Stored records

/---

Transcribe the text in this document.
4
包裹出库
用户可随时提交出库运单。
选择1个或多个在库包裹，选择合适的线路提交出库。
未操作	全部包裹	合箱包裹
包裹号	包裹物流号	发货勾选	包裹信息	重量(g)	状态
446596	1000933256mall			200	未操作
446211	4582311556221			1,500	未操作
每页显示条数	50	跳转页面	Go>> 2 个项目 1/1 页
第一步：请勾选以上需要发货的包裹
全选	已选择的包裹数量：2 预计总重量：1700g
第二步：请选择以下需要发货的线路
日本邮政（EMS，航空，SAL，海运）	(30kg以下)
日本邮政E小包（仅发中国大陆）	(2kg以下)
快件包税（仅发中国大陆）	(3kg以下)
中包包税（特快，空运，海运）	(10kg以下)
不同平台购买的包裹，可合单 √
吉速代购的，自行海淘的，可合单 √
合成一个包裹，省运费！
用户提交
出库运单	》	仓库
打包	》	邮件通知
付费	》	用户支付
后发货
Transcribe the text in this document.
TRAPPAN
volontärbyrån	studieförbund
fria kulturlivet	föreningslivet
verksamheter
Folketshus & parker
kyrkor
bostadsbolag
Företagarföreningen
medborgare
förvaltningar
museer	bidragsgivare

\---

Aim:
Print the whole listing exactly as it is.

Response:
Transcribe the text in this document.
4
包裹出库
用户可随时提交出库运单。
选择1个或多个在库包裹，选择合适的线路提交出库。
未操作	全部包裹	合箱包裹
包裹号	包裹物流号	发货勾选	包裹信息	重量(g)	状态
446596	1000933256mall			200	未操作
446211	4582311556221			1,500	未操作
每页显示条数	50	跳转页面	Go>> 2 个项目 1/1 页
第一步：请勾选以上需要发货的包裹
全选	已选择的包裹数量：2 预计总重量：1700g
第二步：请选择以下需要发货的线路
日本邮政（EMS，航空，SAL，海运）	(30kg以下)
日本邮政E小包（仅发中国大陆）	(2kg以下)
快件包税（仅发中国大陆）	(3kg以下)
中包包税（特快，空运，海运）	(10kg以下)
不同平台购买的包裹，可合单 √
吉速代购的，自行海淘的，可合单 √
合成一个包裹，省运费！
用户提交
出库运单	》	仓库
打包	》	邮件通知
付费	》	用户支付
后发货
Transcribe the text in this document.
TRAPPAN
volontärbyrån	studieförbund
fria kulturlivet	föreningslivet
verksamheter
Folketshus & parker
kyrkor
bostadsbolag
Företagarföreningen
medborgare
förvaltningar
museer	bidragsgivare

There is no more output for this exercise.